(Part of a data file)
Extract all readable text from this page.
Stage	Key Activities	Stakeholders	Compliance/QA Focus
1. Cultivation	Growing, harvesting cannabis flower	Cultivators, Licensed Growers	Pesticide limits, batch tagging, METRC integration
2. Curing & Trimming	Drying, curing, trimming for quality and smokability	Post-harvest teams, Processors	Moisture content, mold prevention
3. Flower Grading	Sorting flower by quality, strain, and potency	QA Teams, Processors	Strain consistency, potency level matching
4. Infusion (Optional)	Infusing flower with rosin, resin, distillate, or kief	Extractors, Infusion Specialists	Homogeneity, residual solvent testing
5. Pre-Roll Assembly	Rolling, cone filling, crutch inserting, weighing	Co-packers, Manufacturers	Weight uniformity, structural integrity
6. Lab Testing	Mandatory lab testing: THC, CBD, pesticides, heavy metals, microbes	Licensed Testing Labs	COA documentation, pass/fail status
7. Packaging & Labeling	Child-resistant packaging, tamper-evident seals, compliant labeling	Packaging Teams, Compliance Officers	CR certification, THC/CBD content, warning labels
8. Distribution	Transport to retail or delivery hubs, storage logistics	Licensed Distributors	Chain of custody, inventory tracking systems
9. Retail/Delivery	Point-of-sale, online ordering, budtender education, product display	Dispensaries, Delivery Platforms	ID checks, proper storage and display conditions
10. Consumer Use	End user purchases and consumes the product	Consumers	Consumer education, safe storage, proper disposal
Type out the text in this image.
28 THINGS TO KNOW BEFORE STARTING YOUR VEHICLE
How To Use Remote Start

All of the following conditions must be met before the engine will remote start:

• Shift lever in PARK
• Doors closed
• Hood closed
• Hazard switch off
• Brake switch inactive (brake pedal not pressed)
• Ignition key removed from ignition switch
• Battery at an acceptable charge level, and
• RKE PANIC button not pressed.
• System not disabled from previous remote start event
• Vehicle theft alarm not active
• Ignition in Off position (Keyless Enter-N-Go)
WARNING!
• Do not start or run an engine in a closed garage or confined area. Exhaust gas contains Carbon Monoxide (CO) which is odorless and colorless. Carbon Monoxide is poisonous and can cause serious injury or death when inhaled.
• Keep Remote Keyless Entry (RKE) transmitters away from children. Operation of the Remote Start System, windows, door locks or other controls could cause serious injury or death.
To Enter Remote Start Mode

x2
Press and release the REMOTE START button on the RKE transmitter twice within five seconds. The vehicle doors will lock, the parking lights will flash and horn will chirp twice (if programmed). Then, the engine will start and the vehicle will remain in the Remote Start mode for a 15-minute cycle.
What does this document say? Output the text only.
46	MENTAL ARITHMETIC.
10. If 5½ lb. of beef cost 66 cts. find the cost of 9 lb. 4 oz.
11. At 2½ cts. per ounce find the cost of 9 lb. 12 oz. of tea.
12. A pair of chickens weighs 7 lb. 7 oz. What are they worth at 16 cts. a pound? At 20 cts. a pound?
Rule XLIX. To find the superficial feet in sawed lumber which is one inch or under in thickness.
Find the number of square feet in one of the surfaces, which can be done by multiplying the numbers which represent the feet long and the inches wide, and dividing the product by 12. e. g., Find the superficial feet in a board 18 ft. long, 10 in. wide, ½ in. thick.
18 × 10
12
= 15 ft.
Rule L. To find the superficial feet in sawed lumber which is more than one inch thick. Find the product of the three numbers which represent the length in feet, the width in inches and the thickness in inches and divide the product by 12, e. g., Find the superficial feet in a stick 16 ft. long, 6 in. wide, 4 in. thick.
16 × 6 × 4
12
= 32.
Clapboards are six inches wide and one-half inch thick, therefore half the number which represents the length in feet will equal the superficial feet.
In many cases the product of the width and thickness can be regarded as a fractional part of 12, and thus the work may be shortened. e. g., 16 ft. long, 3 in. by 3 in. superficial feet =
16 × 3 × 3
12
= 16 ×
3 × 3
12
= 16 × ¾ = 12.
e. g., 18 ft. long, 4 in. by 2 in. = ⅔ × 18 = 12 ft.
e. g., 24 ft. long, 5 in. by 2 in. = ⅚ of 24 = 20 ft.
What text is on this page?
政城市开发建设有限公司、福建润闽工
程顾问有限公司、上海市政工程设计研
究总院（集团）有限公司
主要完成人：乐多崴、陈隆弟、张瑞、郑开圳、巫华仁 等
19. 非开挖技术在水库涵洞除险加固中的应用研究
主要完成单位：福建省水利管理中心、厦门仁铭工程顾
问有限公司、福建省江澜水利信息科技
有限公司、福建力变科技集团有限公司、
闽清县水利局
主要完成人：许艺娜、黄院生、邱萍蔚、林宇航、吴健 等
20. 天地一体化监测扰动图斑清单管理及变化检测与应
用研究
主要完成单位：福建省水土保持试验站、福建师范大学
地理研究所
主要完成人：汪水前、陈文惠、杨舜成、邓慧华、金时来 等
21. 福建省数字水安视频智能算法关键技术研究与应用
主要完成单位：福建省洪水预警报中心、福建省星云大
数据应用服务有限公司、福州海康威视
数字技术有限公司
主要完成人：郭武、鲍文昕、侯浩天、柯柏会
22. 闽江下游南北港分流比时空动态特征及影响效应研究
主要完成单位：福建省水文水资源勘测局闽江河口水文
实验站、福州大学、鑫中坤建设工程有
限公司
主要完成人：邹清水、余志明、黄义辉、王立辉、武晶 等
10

• Directions for this task:
Copy all lines of the listing above that contain the string "主要完成单位".

• Exercise answer:
主要完成单位：福建省水利管理中心、厦门仁铭工程顾
主要完成单位：福建省水土保持试验站、福建师范大学
主要完成单位：福建省洪水预警报中心、福建省星云大
主要完成单位：福建省水文水资源勘测局闽江河口水文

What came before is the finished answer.